Extracts from a graphics dataset:

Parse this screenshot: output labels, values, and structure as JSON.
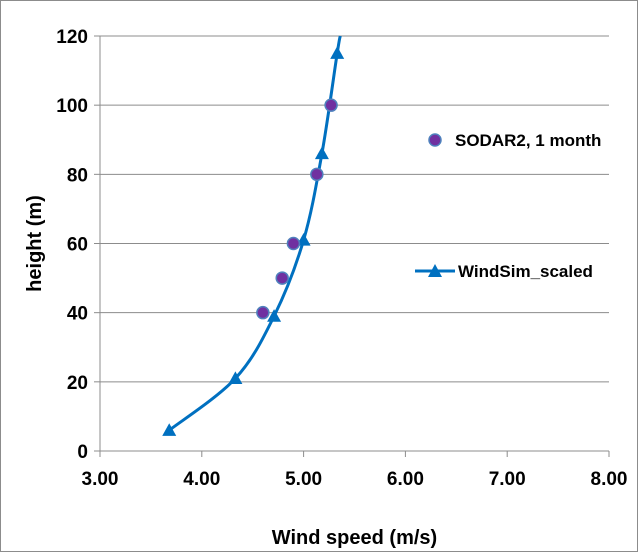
{
  "chart_data": {
    "type": "scatter",
    "title": "",
    "xlabel": "Wind speed (m/s)",
    "ylabel": "height (m)",
    "xlim": [
      3.0,
      8.0
    ],
    "ylim": [
      0,
      120
    ],
    "x_ticks": [
      "3.00",
      "4.00",
      "5.00",
      "6.00",
      "7.00",
      "8.00"
    ],
    "y_ticks": [
      "0",
      "20",
      "40",
      "60",
      "80",
      "100",
      "120"
    ],
    "grid": "horizontal",
    "series": [
      {
        "name": "SODAR2, 1 month",
        "type": "scatter",
        "marker": "circle",
        "color": "#7030a0",
        "edge_color": "#4f81bd",
        "points": [
          {
            "x": 4.6,
            "y": 40
          },
          {
            "x": 4.79,
            "y": 50
          },
          {
            "x": 4.9,
            "y": 60
          },
          {
            "x": 5.13,
            "y": 80
          },
          {
            "x": 5.27,
            "y": 100
          }
        ]
      },
      {
        "name": "WindSim_scaled",
        "type": "line",
        "marker": "triangle",
        "color": "#0070c0",
        "points": [
          {
            "x": 3.68,
            "y": 6
          },
          {
            "x": 4.33,
            "y": 21
          },
          {
            "x": 4.71,
            "y": 39
          },
          {
            "x": 5.0,
            "y": 61
          },
          {
            "x": 5.18,
            "y": 86
          },
          {
            "x": 5.33,
            "y": 115
          }
        ],
        "curve_end": {
          "x": 5.36,
          "y": 120
        }
      }
    ],
    "legend": {
      "placement": "right"
    }
  }
}
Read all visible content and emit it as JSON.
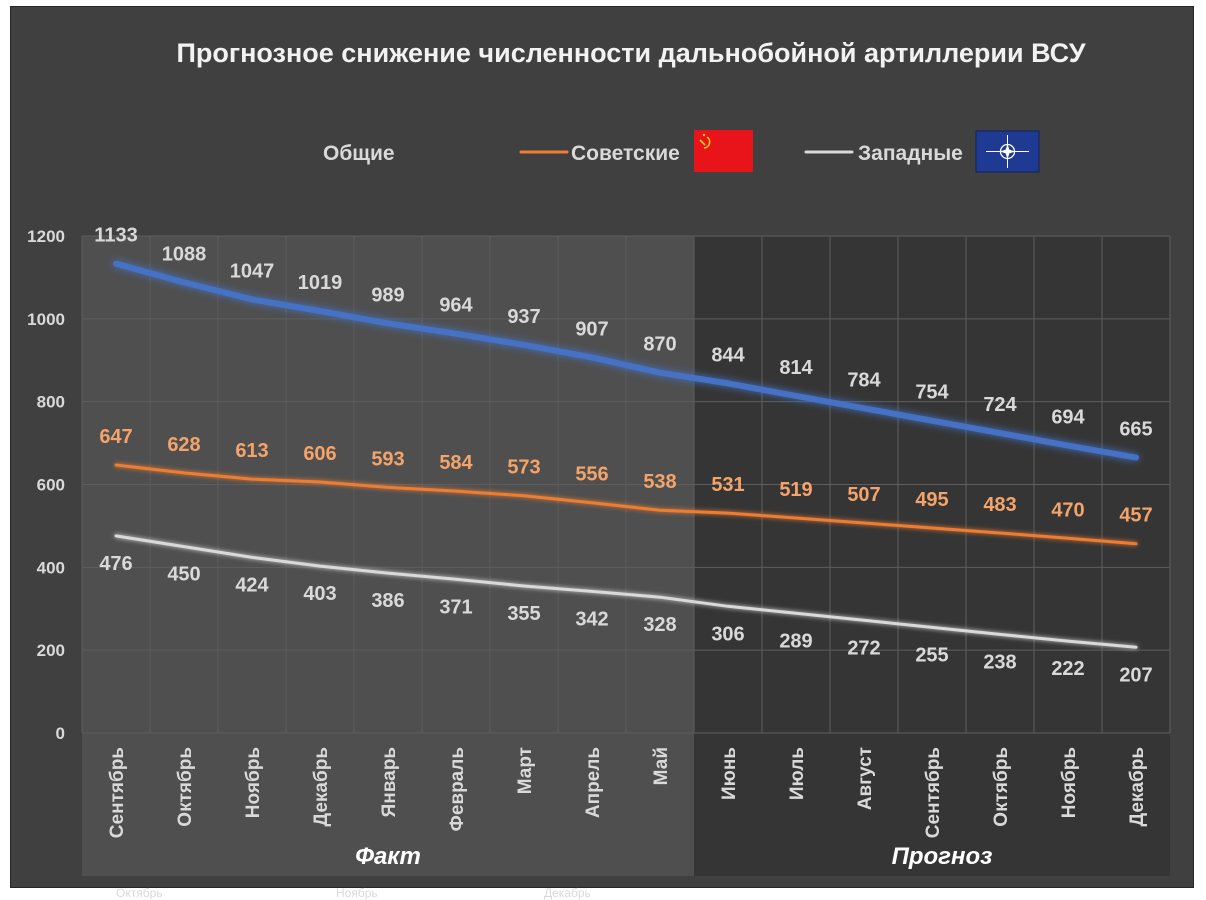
{
  "chart_data": {
    "type": "line",
    "title": "Прогнозное снижение численности дальнобойной артиллерии ВСУ",
    "categories": [
      "Сентябрь",
      "Октябрь",
      "Ноябрь",
      "Декабрь",
      "Январь",
      "Февраль",
      "Март",
      "Апрель",
      "Май",
      "Июнь",
      "Июль",
      "Август",
      "Сентябрь",
      "Октябрь",
      "Ноябрь",
      "Декабрь"
    ],
    "ylim": [
      0,
      1200
    ],
    "yticks": [
      0,
      200,
      400,
      600,
      800,
      1000,
      1200
    ],
    "grid": true,
    "legend_position": "top",
    "series": [
      {
        "name": "Общие",
        "color": "#4472c4",
        "values": [
          1133,
          1088,
          1047,
          1019,
          989,
          964,
          937,
          907,
          870,
          844,
          814,
          784,
          754,
          724,
          694,
          665
        ]
      },
      {
        "name": "Советские",
        "color": "#ed7d31",
        "values": [
          647,
          628,
          613,
          606,
          593,
          584,
          573,
          556,
          538,
          531,
          519,
          507,
          495,
          483,
          470,
          457
        ]
      },
      {
        "name": "Западные",
        "color": "#d9d9d9",
        "values": [
          476,
          450,
          424,
          403,
          386,
          371,
          355,
          342,
          328,
          306,
          289,
          272,
          255,
          238,
          222,
          207
        ]
      }
    ],
    "regions": [
      {
        "label": "Факт",
        "from": 0,
        "to": 8
      },
      {
        "label": "Прогноз",
        "from": 9,
        "to": 15
      }
    ],
    "legend_icons": [
      "ussr-flag-icon",
      "nato-flag-icon"
    ],
    "footer_ghost_labels": [
      "Октябрь",
      "Ноябрь",
      "Декабрь"
    ]
  }
}
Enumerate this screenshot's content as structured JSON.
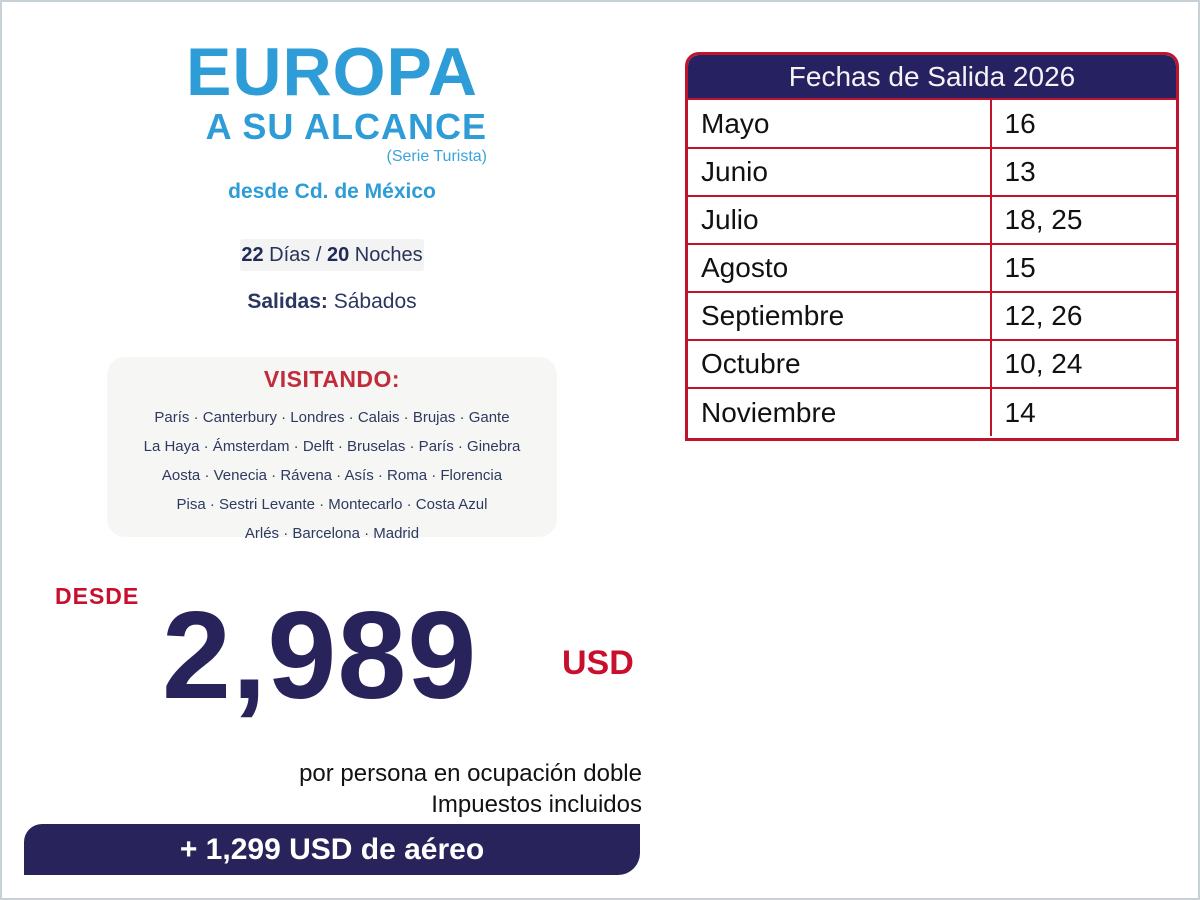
{
  "brand": {
    "title": "EUROPA",
    "subtitle": "A SU ALCANCE",
    "series": "(Serie Turista)",
    "origin": "desde Cd. de México"
  },
  "duration": {
    "days_value": "22",
    "days_label": " Días / ",
    "nights_value": "20",
    "nights_label": " Noches"
  },
  "departures_line": {
    "label": "Salidas:",
    "value": " Sábados"
  },
  "visiting": {
    "title": "VISITANDO:",
    "lines": [
      "París · Canterbury · Londres · Calais · Brujas · Gante",
      "La Haya · Ámsterdam · Delft · Bruselas · París · Ginebra",
      "Aosta · Venecia · Rávena · Asís · Roma · Florencia",
      "Pisa · Sestri Levante · Montecarlo · Costa Azul",
      "Arlés · Barcelona · Madrid"
    ]
  },
  "pricing": {
    "from_label": "DESDE",
    "amount": "2,989",
    "currency": "USD",
    "note_line1": "por persona en ocupación doble",
    "note_line2": "Impuestos incluidos",
    "air_banner": "+ 1,299 USD de aéreo"
  },
  "departure_table": {
    "header": "Fechas de Salida 2026",
    "rows": [
      {
        "month": "Mayo",
        "dates": "16"
      },
      {
        "month": "Junio",
        "dates": "13"
      },
      {
        "month": "Julio",
        "dates": "18, 25"
      },
      {
        "month": "Agosto",
        "dates": "15"
      },
      {
        "month": "Septiembre",
        "dates": "12, 26"
      },
      {
        "month": "Octubre",
        "dates": "10, 24"
      },
      {
        "month": "Noviembre",
        "dates": "14"
      }
    ]
  },
  "colors": {
    "brand_blue": "#2e9cd6",
    "navy": "#29235c",
    "table_header_navy": "#262262",
    "crimson": "#c8102e",
    "table_border_red": "#c0142d",
    "badge_gray": "#f3f3f3",
    "box_gray": "#f6f6f5",
    "page_border_gray": "#c7d1d6"
  }
}
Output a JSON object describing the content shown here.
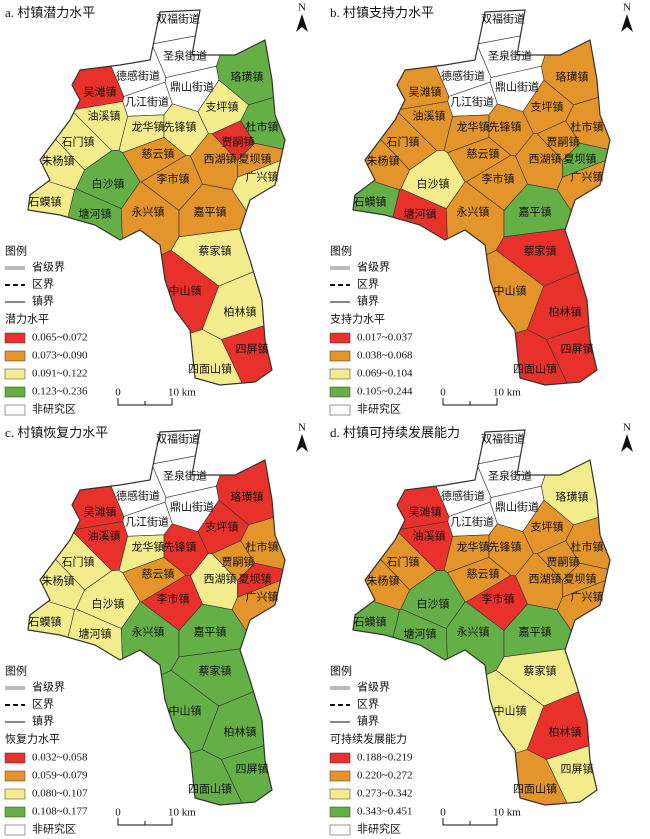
{
  "towns": [
    "双福街道",
    "圣泉街道",
    "德感街道",
    "鼎山街道",
    "几江街道",
    "吴滩镇",
    "油溪镇",
    "石门镇",
    "朱杨镇",
    "白沙镇",
    "石蟆镇",
    "塘河镇",
    "龙华镇",
    "先锋镇",
    "慈云镇",
    "李市镇",
    "永兴镇",
    "嘉平镇",
    "西湖镇",
    "贾嗣镇",
    "杜市镇",
    "夏坝镇",
    "广兴镇",
    "支坪镇",
    "珞璜镇",
    "蔡家镇",
    "中山镇",
    "柏林镇",
    "四屏镇",
    "四面山镇"
  ],
  "legend": {
    "heading": "图例",
    "province": "省级界",
    "district": "区界",
    "town": "镇界",
    "non_study": "非研究区",
    "scale_zero": "0",
    "scale": "10 km",
    "north": "N"
  },
  "panels": [
    {
      "title": "a. 村镇潜力水平",
      "legend_title": "潜力水平",
      "classes": [
        {
          "label": "0.065~0.072",
          "color": "#e8312a"
        },
        {
          "label": "0.073~0.090",
          "color": "#e3952b"
        },
        {
          "label": "0.091~0.122",
          "color": "#f2ec8c"
        },
        {
          "label": "0.123~0.236",
          "color": "#65b046"
        }
      ],
      "town_colors": [
        "#ffffff",
        "#ffffff",
        "#ffffff",
        "#ffffff",
        "#ffffff",
        "#e8312a",
        "#f2ec8c",
        "#f2ec8c",
        "#f2ec8c",
        "#65b046",
        "#f2ec8c",
        "#65b046",
        "#f2ec8c",
        "#f2ec8c",
        "#e3952b",
        "#e3952b",
        "#e3952b",
        "#e3952b",
        "#e3952b",
        "#e8312a",
        "#65b046",
        "#e3952b",
        "#f2ec8c",
        "#f2ec8c",
        "#65b046",
        "#f2ec8c",
        "#e8312a",
        "#f2ec8c",
        "#e8312a",
        "#f2ec8c"
      ]
    },
    {
      "title": "b. 村镇支持力水平",
      "legend_title": "支持力水平",
      "classes": [
        {
          "label": "0.017~0.037",
          "color": "#e8312a"
        },
        {
          "label": "0.038~0.068",
          "color": "#e3952b"
        },
        {
          "label": "0.069~0.104",
          "color": "#f2ec8c"
        },
        {
          "label": "0.105~0.244",
          "color": "#65b046"
        }
      ],
      "town_colors": [
        "#ffffff",
        "#ffffff",
        "#ffffff",
        "#ffffff",
        "#ffffff",
        "#e3952b",
        "#e3952b",
        "#e3952b",
        "#e3952b",
        "#f2ec8c",
        "#65b046",
        "#e8312a",
        "#e3952b",
        "#e3952b",
        "#e3952b",
        "#e3952b",
        "#e3952b",
        "#65b046",
        "#e3952b",
        "#e3952b",
        "#e3952b",
        "#65b046",
        "#e3952b",
        "#e3952b",
        "#e3952b",
        "#e8312a",
        "#e3952b",
        "#e8312a",
        "#e8312a",
        "#e8312a"
      ]
    },
    {
      "title": "c. 村镇恢复力水平",
      "legend_title": "恢复力水平",
      "classes": [
        {
          "label": "0.032~0.058",
          "color": "#e8312a"
        },
        {
          "label": "0.059~0.079",
          "color": "#e3952b"
        },
        {
          "label": "0.080~0.107",
          "color": "#f2ec8c"
        },
        {
          "label": "0.108~0.177",
          "color": "#65b046"
        }
      ],
      "town_colors": [
        "#ffffff",
        "#ffffff",
        "#ffffff",
        "#ffffff",
        "#ffffff",
        "#e8312a",
        "#e8312a",
        "#f2ec8c",
        "#f2ec8c",
        "#f2ec8c",
        "#f2ec8c",
        "#f2ec8c",
        "#f2ec8c",
        "#e8312a",
        "#e3952b",
        "#e8312a",
        "#65b046",
        "#65b046",
        "#f2ec8c",
        "#e3952b",
        "#e3952b",
        "#e8312a",
        "#e3952b",
        "#e8312a",
        "#e8312a",
        "#65b046",
        "#65b046",
        "#65b046",
        "#65b046",
        "#65b046"
      ]
    },
    {
      "title": "d. 村镇可持续发展能力",
      "legend_title": "可持续发展能力",
      "classes": [
        {
          "label": "0.188~0.219",
          "color": "#e8312a"
        },
        {
          "label": "0.220~0.272",
          "color": "#e3952b"
        },
        {
          "label": "0.273~0.342",
          "color": "#f2ec8c"
        },
        {
          "label": "0.343~0.451",
          "color": "#65b046"
        }
      ],
      "town_colors": [
        "#ffffff",
        "#ffffff",
        "#ffffff",
        "#ffffff",
        "#ffffff",
        "#e8312a",
        "#e8312a",
        "#e3952b",
        "#e3952b",
        "#65b046",
        "#65b046",
        "#65b046",
        "#e3952b",
        "#e3952b",
        "#e3952b",
        "#e8312a",
        "#65b046",
        "#65b046",
        "#e3952b",
        "#e3952b",
        "#e3952b",
        "#e3952b",
        "#e3952b",
        "#e3952b",
        "#f2ec8c",
        "#f2ec8c",
        "#f2ec8c",
        "#e8312a",
        "#f2ec8c",
        "#e3952b"
      ]
    }
  ]
}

- What you have to do
Look through the entries above. Extract each line with the word "París".

- Reply to the task
      "París · Canterbury · Londres · Calais · Brujas · Gante",
      "La Haya · Ámsterdam · Delft · Bruselas · París · Ginebra",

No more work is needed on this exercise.